▶ **Written exercise**
Restate the records that follow word for word; no pictures should appear.

(Stored dataset items)
= = = =
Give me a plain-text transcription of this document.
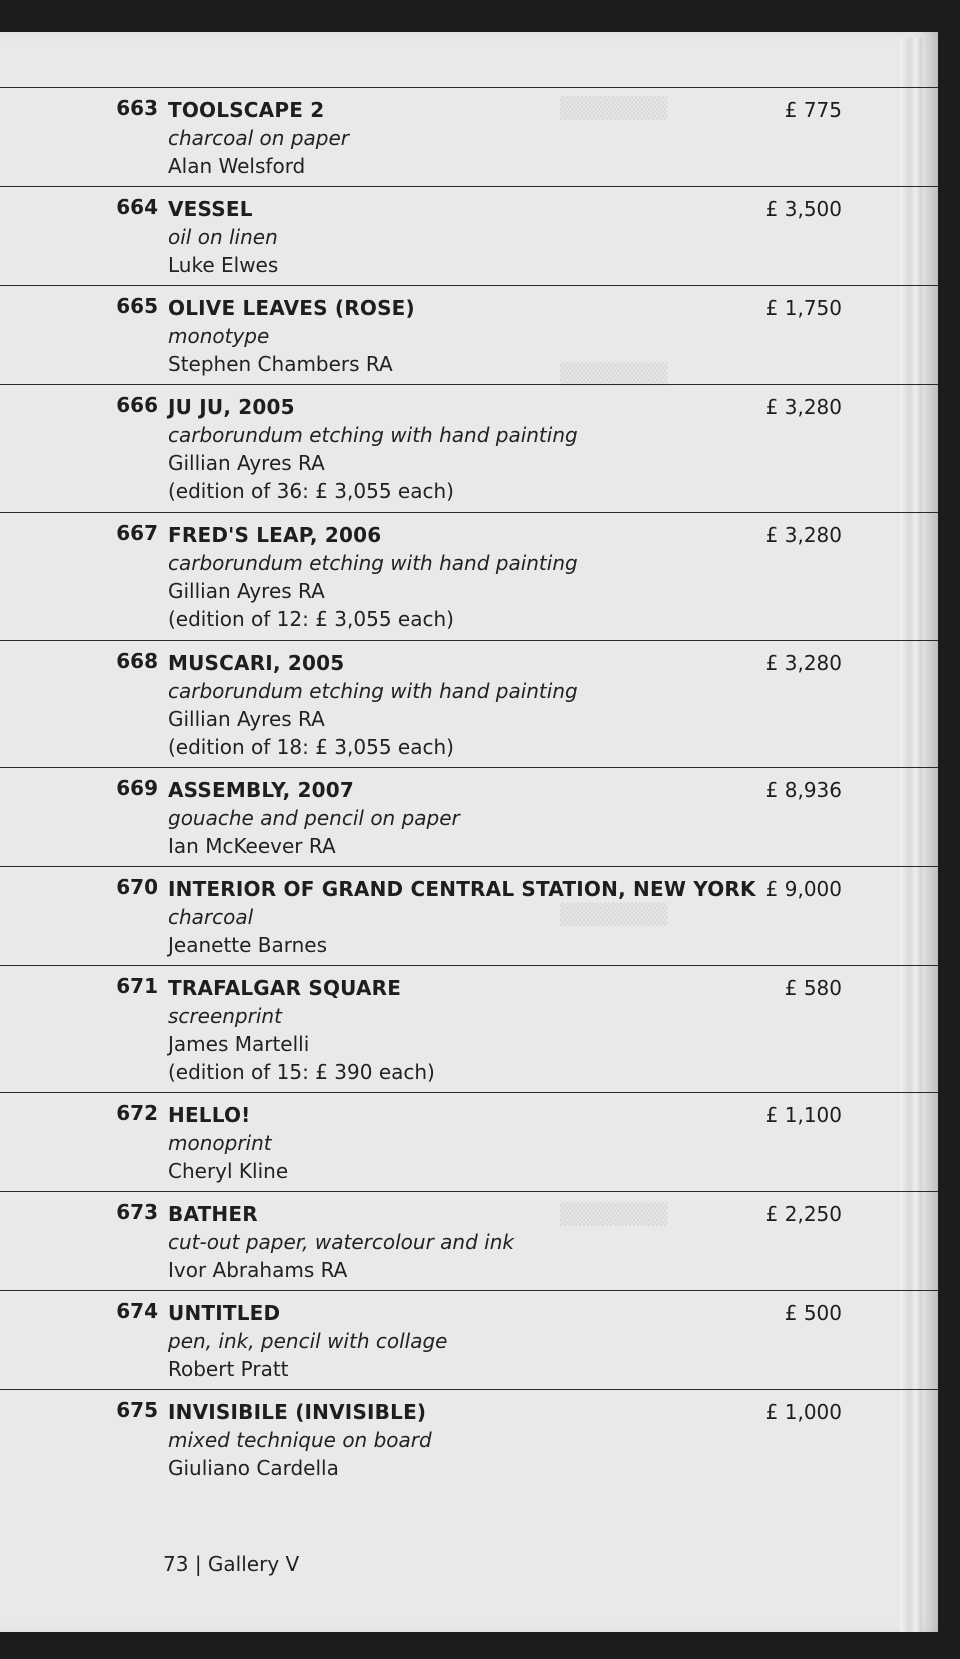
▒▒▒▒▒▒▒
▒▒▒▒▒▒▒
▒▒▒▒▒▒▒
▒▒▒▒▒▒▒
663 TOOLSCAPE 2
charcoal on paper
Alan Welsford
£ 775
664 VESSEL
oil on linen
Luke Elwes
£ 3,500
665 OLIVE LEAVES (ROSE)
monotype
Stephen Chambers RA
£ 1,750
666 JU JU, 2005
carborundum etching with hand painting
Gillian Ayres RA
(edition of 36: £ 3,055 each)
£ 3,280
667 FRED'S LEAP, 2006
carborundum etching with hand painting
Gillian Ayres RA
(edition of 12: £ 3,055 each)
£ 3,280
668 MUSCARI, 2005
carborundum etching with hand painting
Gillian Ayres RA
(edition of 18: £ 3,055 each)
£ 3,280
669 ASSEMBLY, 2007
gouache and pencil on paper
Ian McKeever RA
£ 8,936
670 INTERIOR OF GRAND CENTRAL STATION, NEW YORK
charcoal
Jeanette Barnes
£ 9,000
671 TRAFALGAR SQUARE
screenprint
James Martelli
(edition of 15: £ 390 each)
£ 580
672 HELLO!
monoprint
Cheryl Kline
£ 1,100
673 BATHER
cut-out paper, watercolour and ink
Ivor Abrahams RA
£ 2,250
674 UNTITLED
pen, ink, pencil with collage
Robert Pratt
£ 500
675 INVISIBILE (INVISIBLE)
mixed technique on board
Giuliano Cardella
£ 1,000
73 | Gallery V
= = = =
▶ **Exercise solution**
Give me a plain-text transcription of this document.
▒▒▒▒▒▒▒
▒▒▒▒▒▒▒
▒▒▒▒▒▒▒
▒▒▒▒▒▒▒
663 TOOLSCAPE 2
charcoal on paper
Alan Welsford
£ 775
664 VESSEL
oil on linen
Luke Elwes
£ 3,500
665 OLIVE LEAVES (ROSE)
monotype
Stephen Chambers RA
£ 1,750
666 JU JU, 2005
carborundum etching with hand painting
Gillian Ayres RA
(edition of 36: £ 3,055 each)
£ 3,280
667 FRED'S LEAP, 2006
carborundum etching with hand painting
Gillian Ayres RA
(edition of 12: £ 3,055 each)
£ 3,280
668 MUSCARI, 2005
carborundum etching with hand painting
Gillian Ayres RA
(edition of 18: £ 3,055 each)
£ 3,280
669 ASSEMBLY, 2007
gouache and pencil on paper
Ian McKeever RA
£ 8,936
670 INTERIOR OF GRAND CENTRAL STATION, NEW YORK
charcoal
Jeanette Barnes
£ 9,000
671 TRAFALGAR SQUARE
screenprint
James Martelli
(edition of 15: £ 390 each)
£ 580
672 HELLO!
monoprint
Cheryl Kline
£ 1,100
673 BATHER
cut-out paper, watercolour and ink
Ivor Abrahams RA
£ 2,250
674 UNTITLED
pen, ink, pencil with collage
Robert Pratt
£ 500
675 INVISIBILE (INVISIBLE)
mixed technique on board
Giuliano Cardella
£ 1,000
73 | Gallery V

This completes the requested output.